Вакулинчук, старуха на митинге, Аба, мать Абы, студент, мать с коляской, курсистка, казак. Кадры из фильма Сергея Эйзенштейна «Броненосец “Потёмкин”», 1925


Василий Суриков. Боярыня Морозова. 1887. Государственная Третьяковская галерея


Василий Суриков. Этюд к картине «Боярыня Морозова». 1887. Государственная Третьяковская галерея


Точно так же, обсуждая воздействие вскакивающих каменных львов в «Потёмкине» (образа «камни взревели»), Эйзенштейн вдохновляется и восхищается «Криком» Эдварда Мунка, в котором крик представлен не только как иконографический мотив, как открытый рот, но пронизывает всю структуру и композицию работы, потому что художник стремился «передать строем картины ощущение крика»[21]. Подобно тому как картина Мунка кричит на каждом своем уровне, весь «Потёмкин» построен на экстатических скачках из одного качества в другое, где крики играют ключевую роль в качестве диалектических узлов[22].

---

**УСЛОВИЕ ЗАДАНИЯ:**
Перепечатайте без изменений отрывок из текста об Эйзенштейне: начните со слов «Василий Суриков. Этюд» и продолжайте до слов «качестве диалектических узлов[22].» включительно. Материал здесь никак не используется.

**ФРАГМЕНТ ДАННЫХ:**
---

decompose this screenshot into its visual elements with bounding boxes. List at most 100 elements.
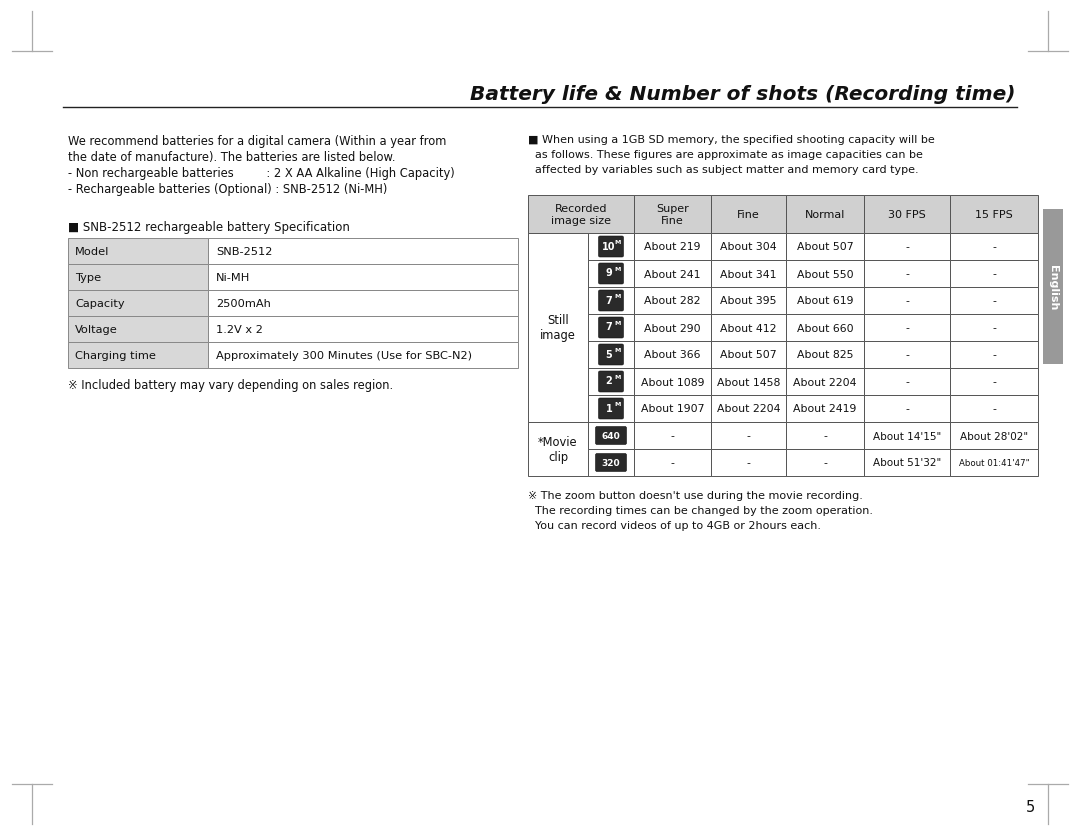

---

**ОТВЕТ НА ЗАДАНИЕ:**
Василий Суриков. Этюд к картине «Боярыня Морозова». 1887. Государственная Третьяковская галерея


Точно так же, обсуждая воздействие вскакивающих каменных львов в «Потёмкине» (образа «камни взревели»), Эйзенштейн вдохновляется и восхищается «Криком» Эдварда Мунка, в котором крик представлен не только как иконографический мотив, как открытый рот, но пронизывает всю структуру и композицию работы, потому что художник стремился «передать строем картины ощущение крика»[21]. Подобно тому как картина Мунка кричит на каждом своем уровне, весь «Потёмкин» построен на экстатических скачках из одного качества в другое, где крики играют ключевую роль в качестве диалектических узлов[22].